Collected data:
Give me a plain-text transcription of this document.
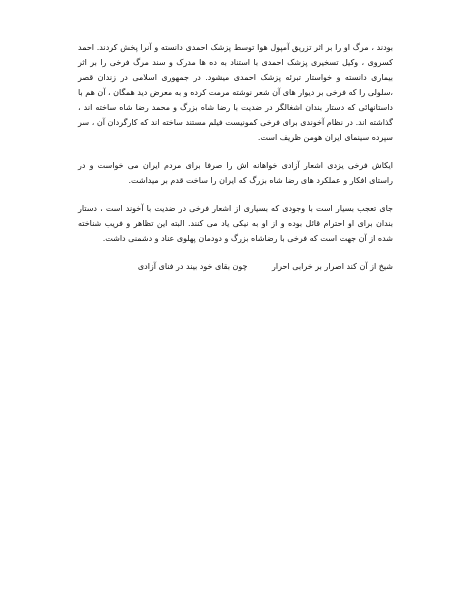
بودند ، مرگ او را بر اثر تزریق آمپول هوا توسط پزشک احمدی دانسته و آنرا پخش کردند. احمد کسروی ، وکیل تسخیری پزشک احمدی با استناد به ده ها مدرک و سند مرگ فرخی را بر اثر بیماری دانسته و خواستار تبرئه پزشک احمدی میشود. در جمهوری اسلامی در زندان قصر ،سلولی را که فرخی بر دیوار های آن شعر نوشته مرمت کرده و به معرض دید همگان ، آن هم با داستانهائی که دستار بندان اشغالگر در ضدیت با رضا شاه بزرگ و محمد رضا شاه ساخته اند ، گذاشته اند. در نظام آخوندی برای فرخی کمونیست فیلم مستند ساخته اند که کارگردان آن ، سر سپرده سینمای ایران هومن ظریف است.

ایکاش فرخی یزدی اشعار آزادی خواهانه اش را صرفا برای مردم ایران می خواست و در راستای افکار و عملکرد های رضا شاه بزرگ که ایران را ساخت قدم بر میداشت.

جای تعجب بسیار است با وجودی که بسیاری از اشعار فرخی در ضدیت با آخوند است ، دستار بندان برای او احترام قائل بوده و از او به نیکی یاد می کنند. البته این تظاهر و فریب شناخته شده از آن جهت است که فرخی با رضاشاه بزرگ و دودمان پهلوی عناد و دشمنی داشت.

شیخ از آن کند اصرار بر خرابی احرار چون بقای خود بیند در فنای آزادی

• Exercise goal:
Transcribe all the lines above exactly, apart from the pictures.

• Task output:
Give me a plain-text transcription of this document.
بودند ، مرگ او را بر اثر تزریق آمپول هوا توسط پزشک احمدی دانسته و آنرا پخش کردند. احمد کسروی ، وکیل تسخیری پزشک احمدی با استناد به ده ها مدرک و سند مرگ فرخی را بر اثر بیماری دانسته و خواستار تبرئه پزشک احمدی میشود. در جمهوری اسلامی در زندان قصر ،سلولی را که فرخی بر دیوار های آن شعر نوشته مرمت کرده و به معرض دید همگان ، آن هم با داستانهائی که دستار بندان اشغالگر در ضدیت با رضا شاه بزرگ و محمد رضا شاه ساخته اند ، گذاشته اند. در نظام آخوندی برای فرخی کمونیست فیلم مستند ساخته اند که کارگردان آن ، سر سپرده سینمای ایران هومن ظریف است.

ایکاش فرخی یزدی اشعار آزادی خواهانه اش را صرفا برای مردم ایران می خواست و در راستای افکار و عملکرد های رضا شاه بزرگ که ایران را ساخت قدم بر میداشت.

جای تعجب بسیار است با وجودی که بسیاری از اشعار فرخی در ضدیت با آخوند است ، دستار بندان برای او احترام قائل بوده و از او به نیکی یاد می کنند. البته این تظاهر و فریب شناخته شده از آن جهت است که فرخی با رضاشاه بزرگ و دودمان پهلوی عناد و دشمنی داشت.

شیخ از آن کند اصرار بر خرابی احرار چون بقای خود بیند در فنای آزادی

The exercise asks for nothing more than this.